## Required task
Reproduce every entry below precisely; do not include the pictures.

Some records:
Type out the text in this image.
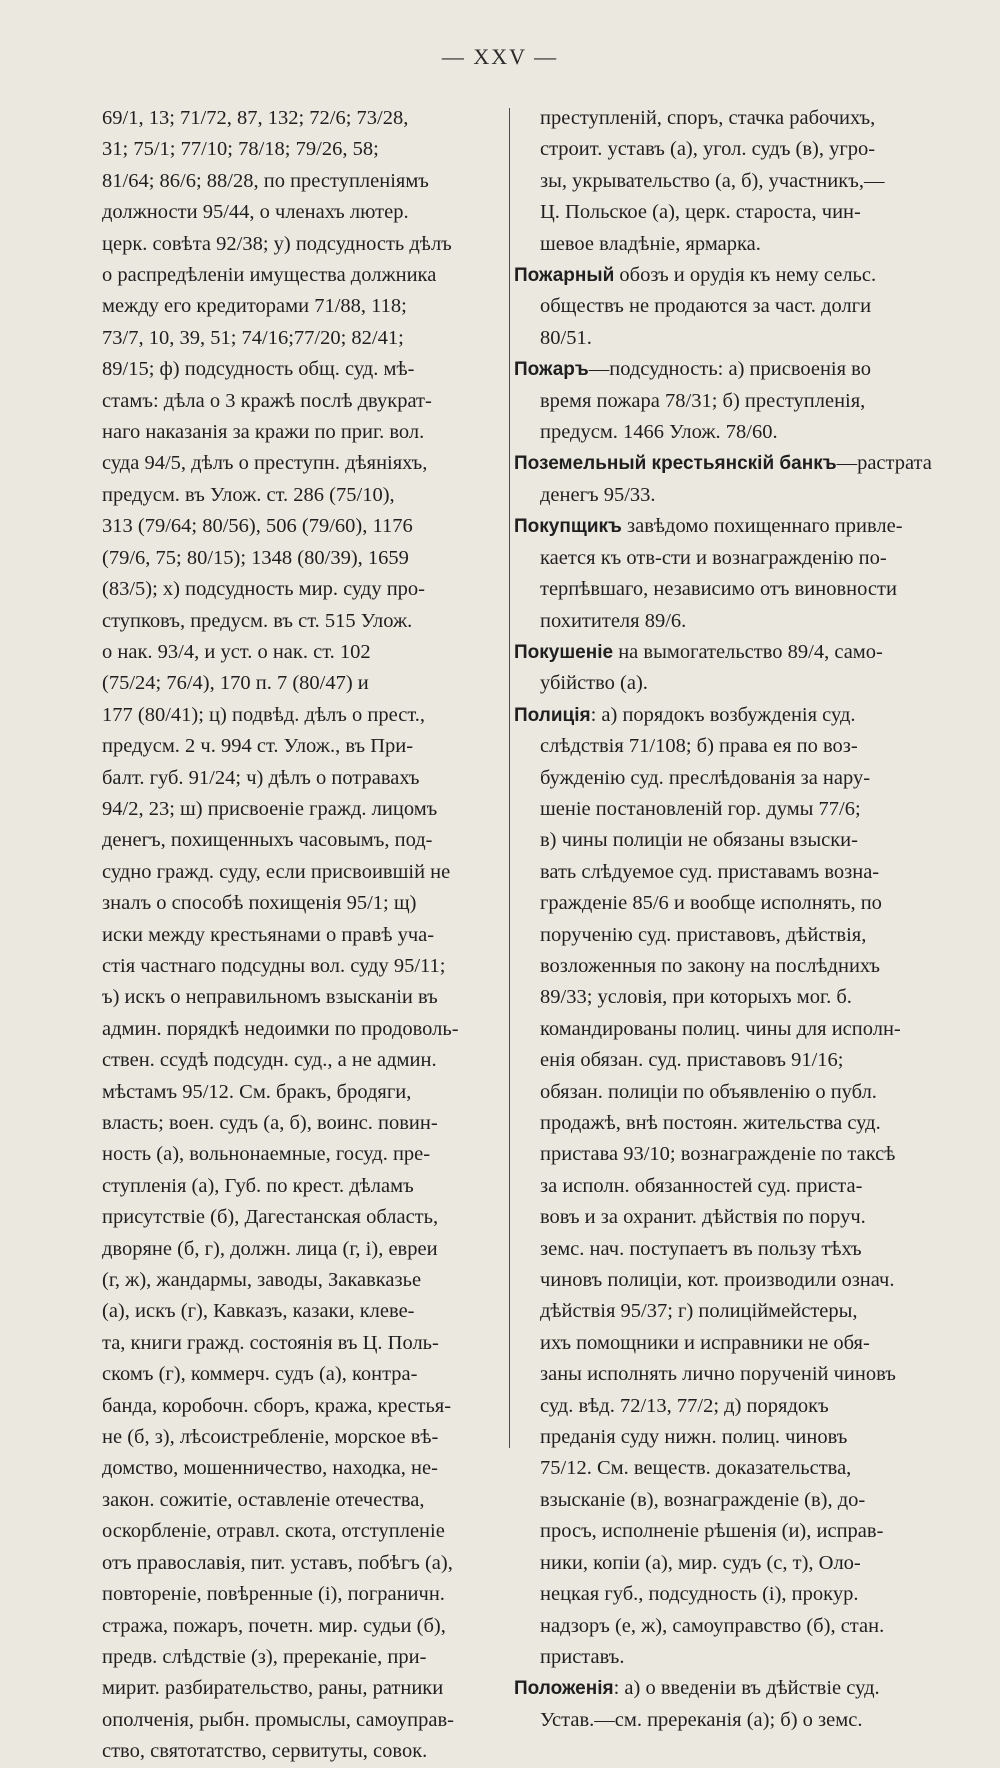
— XXV —
69/1, 13; 71/72, 87, 132; 72/6; 73/28,
31; 75/1; 77/10; 78/18; 79/26, 58;
81/64; 86/6; 88/28, по преступленiямъ
должности 95/44, о членахъ лютер.
церк. совѣта 92/38; у) подсудность дѣлъ
о распредѣленiи имущества должника
между его кредиторами 71/88, 118;
73/7, 10, 39, 51; 74/16;77/20; 82/41;
89/15; ф) подсудность общ. суд. мѣ-
стамъ: дѣла о 3 кражѣ послѣ двукрат-
наго наказанiя за кражи по приг. вол.
суда 94/5, дѣлъ о преступн. дѣянiяхъ,
предусм. въ Улож. ст. 286 (75/10),
313 (79/64; 80/56), 506 (79/60), 1176
(79/6, 75; 80/15); 1348 (80/39), 1659
(83/5); х) подсудность мир. суду про-
ступковъ, предусм. въ ст. 515 Улож.
о нак. 93/4, и уст. о нак. ст. 102
(75/24; 76/4), 170 п. 7 (80/47) и
177 (80/41); ц) подвѣд. дѣлъ о прест.,
предусм. 2 ч. 994 ст. Улож., въ При-
балт. губ. 91/24; ч) дѣлъ о потравахъ
94/2, 23; ш) присвоенiе гражд. лицомъ
денегъ, похищенныхъ часовымъ, под-
судно гражд. суду, если присвоившiй не
зналъ о способѣ похищенiя 95/1; щ)
иски между крестьянами о правѣ уча-
стiя частнаго подсудны вол. суду 95/11;
ъ) искъ о неправильномъ взысканiи въ
админ. порядкѣ недоимки по продоволь-
ствен. ссудѣ подсудн. суд., а не админ.
мѣстамъ 95/12. См. бракъ, бродяги,
власть; воен. судъ (а, б), воинс. повин-
ность (а), вольнонаемные, госуд. пре-
ступленiя (а), Губ. по крест. дѣламъ
присутствiе (б), Дагестанская область,
дворяне (б, г), должн. лица (г, i), евреи
(г, ж), жандармы, заводы, Закавказье
(а), искъ (г), Кавказъ, казаки, клеве-
та, книги гражд. состоянiя въ Ц. Поль-
скомъ (г), коммерч. судъ (а), контра-
банда, коробочн. сборъ, кража, крестья-
не (б, з), лѣсоистребленiе, морское вѣ-
домство, мошенничество, находка, не-
закон. сожитiе, оставленiе отечества,
оскорбленiе, отравл. скота, отступленiе
отъ православiя, пит. уставъ, побѣгъ (а),
повторенiе, повѣренные (i), пограничн.
стража, пожаръ, почетн. мир. судьи (б),
предв. слѣдствiе (з), пререканiе, при-
мирит. разбирательство, раны, ратники
ополченiя, рыбн. промыслы, самоуправ-
ство, святотатство, сервитуты, совок.
преступленiй, споръ, стачка рабочихъ,
строит. уставъ (а), угол. судъ (в), угро-
зы, укрывательство (а, б), участникъ,—
Ц. Польское (а), церк. староста, чин-
шевое владѣнiе, ярмарка.
Пожарный обозъ и орудiя къ нему сельс.
обществъ не продаются за част. долги
80/51.
Пожаръ—подсудность: а) присвоенiя во
время пожара 78/31; б) преступленiя,
предусм. 1466 Улож. 78/60.
Поземельный крестьянскiй банкъ—растрата
денегъ 95/33.
Покупщикъ завѣдомо похищеннаго привле-
кается къ отв-сти и вознагражденiю по-
терпѣвшаго, независимо отъ виновности
похитителя 89/6.
Покушенiе на вымогательство 89/4, само-
убiйство (а).
Полицiя: а) порядокъ возбужденiя суд.
слѣдствiя 71/108; б) права ея по воз-
бужденiю суд. преслѣдованiя за нару-
шенiе постановленiй гор. думы 77/6;
в) чины полицiи не обязаны взыски-
вать слѣдуемое суд. приставамъ возна-
гражденiе 85/6 и вообще исполнять, по
порученiю суд. приставовъ, дѣйствiя,
возложенныя по закону на послѣднихъ
89/33; условiя, при которыхъ мог. б.
командированы полиц. чины для исполн-
енiя обязан. суд. приставовъ 91/16;
обязан. полицiи по объявленiю о публ.
продажѣ, внѣ постоян. жительства суд.
пристава 93/10; вознагражденiе по таксѣ
за исполн. обязанностей суд. приста-
вовъ и за охранит. дѣйствiя по поруч.
земс. нач. поступаетъ въ пользу тѣхъ
чиновъ полицiи, кот. производили означ.
дѣйствiя 95/37; г) полицiймейстеры,
ихъ помощники и исправники не обя-
заны исполнять лично порученiй чиновъ
суд. вѣд. 72/13, 77/2; д) порядокъ
преданiя суду нижн. полиц. чиновъ
75/12. См. веществ. доказательства,
взысканiе (в), вознагражденiе (в), до-
просъ, исполненiе рѣшенiя (и), исправ-
ники, копiи (а), мир. судъ (с, т), Оло-
нецкая губ., подсудность (i), прокур.
надзоръ (е, ж), самоуправство (б), стан.
приставъ.
Положенiя: а) о введенiи въ дѣйствiе суд.
Устав.—см. пререканiя (а); б) о земс.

## Response to the task
Type out the text in this image.
— XXV —
69/1, 13; 71/72, 87, 132; 72/6; 73/28,
31; 75/1; 77/10; 78/18; 79/26, 58;
81/64; 86/6; 88/28, по преступленiямъ
должности 95/44, о членахъ лютер.
церк. совѣта 92/38; у) подсудность дѣлъ
о распредѣленiи имущества должника
между его кредиторами 71/88, 118;
73/7, 10, 39, 51; 74/16;77/20; 82/41;
89/15; ф) подсудность общ. суд. мѣ-
стамъ: дѣла о 3 кражѣ послѣ двукрат-
наго наказанiя за кражи по приг. вол.
суда 94/5, дѣлъ о преступн. дѣянiяхъ,
предусм. въ Улож. ст. 286 (75/10),
313 (79/64; 80/56), 506 (79/60), 1176
(79/6, 75; 80/15); 1348 (80/39), 1659
(83/5); х) подсудность мир. суду про-
ступковъ, предусм. въ ст. 515 Улож.
о нак. 93/4, и уст. о нак. ст. 102
(75/24; 76/4), 170 п. 7 (80/47) и
177 (80/41); ц) подвѣд. дѣлъ о прест.,
предусм. 2 ч. 994 ст. Улож., въ При-
балт. губ. 91/24; ч) дѣлъ о потравахъ
94/2, 23; ш) присвоенiе гражд. лицомъ
денегъ, похищенныхъ часовымъ, под-
судно гражд. суду, если присвоившiй не
зналъ о способѣ похищенiя 95/1; щ)
иски между крестьянами о правѣ уча-
стiя частнаго подсудны вол. суду 95/11;
ъ) искъ о неправильномъ взысканiи въ
админ. порядкѣ недоимки по продоволь-
ствен. ссудѣ подсудн. суд., а не админ.
мѣстамъ 95/12. См. бракъ, бродяги,
власть; воен. судъ (а, б), воинс. повин-
ность (а), вольнонаемные, госуд. пре-
ступленiя (а), Губ. по крест. дѣламъ
присутствiе (б), Дагестанская область,
дворяне (б, г), должн. лица (г, i), евреи
(г, ж), жандармы, заводы, Закавказье
(а), искъ (г), Кавказъ, казаки, клеве-
та, книги гражд. состоянiя въ Ц. Поль-
скомъ (г), коммерч. судъ (а), контра-
банда, коробочн. сборъ, кража, крестья-
не (б, з), лѣсоистребленiе, морское вѣ-
домство, мошенничество, находка, не-
закон. сожитiе, оставленiе отечества,
оскорбленiе, отравл. скота, отступленiе
отъ православiя, пит. уставъ, побѣгъ (а),
повторенiе, повѣренные (i), пограничн.
стража, пожаръ, почетн. мир. судьи (б),
предв. слѣдствiе (з), пререканiе, при-
мирит. разбирательство, раны, ратники
ополченiя, рыбн. промыслы, самоуправ-
ство, святотатство, сервитуты, совок.
преступленiй, споръ, стачка рабочихъ,
строит. уставъ (а), угол. судъ (в), угро-
зы, укрывательство (а, б), участникъ,—
Ц. Польское (а), церк. староста, чин-
шевое владѣнiе, ярмарка.
Пожарный обозъ и орудiя къ нему сельс.
обществъ не продаются за част. долги
80/51.
Пожаръ—подсудность: а) присвоенiя во
время пожара 78/31; б) преступленiя,
предусм. 1466 Улож. 78/60.
Поземельный крестьянскiй банкъ—растрата
денегъ 95/33.
Покупщикъ завѣдомо похищеннаго привле-
кается къ отв-сти и вознагражденiю по-
терпѣвшаго, независимо отъ виновности
похитителя 89/6.
Покушенiе на вымогательство 89/4, само-
убiйство (а).
Полицiя: а) порядокъ возбужденiя суд.
слѣдствiя 71/108; б) права ея по воз-
бужденiю суд. преслѣдованiя за нару-
шенiе постановленiй гор. думы 77/6;
в) чины полицiи не обязаны взыски-
вать слѣдуемое суд. приставамъ возна-
гражденiе 85/6 и вообще исполнять, по
порученiю суд. приставовъ, дѣйствiя,
возложенныя по закону на послѣднихъ
89/33; условiя, при которыхъ мог. б.
командированы полиц. чины для исполн-
енiя обязан. суд. приставовъ 91/16;
обязан. полицiи по объявленiю о публ.
продажѣ, внѣ постоян. жительства суд.
пристава 93/10; вознагражденiе по таксѣ
за исполн. обязанностей суд. приста-
вовъ и за охранит. дѣйствiя по поруч.
земс. нач. поступаетъ въ пользу тѣхъ
чиновъ полицiи, кот. производили означ.
дѣйствiя 95/37; г) полицiймейстеры,
ихъ помощники и исправники не обя-
заны исполнять лично порученiй чиновъ
суд. вѣд. 72/13, 77/2; д) порядокъ
преданiя суду нижн. полиц. чиновъ
75/12. См. веществ. доказательства,
взысканiе (в), вознагражденiе (в), до-
просъ, исполненiе рѣшенiя (и), исправ-
ники, копiи (а), мир. судъ (с, т), Оло-
нецкая губ., подсудность (i), прокур.
надзоръ (е, ж), самоуправство (б), стан.
приставъ.
Положенiя: а) о введенiи въ дѣйствiе суд.
Устав.—см. пререканiя (а); б) о земс.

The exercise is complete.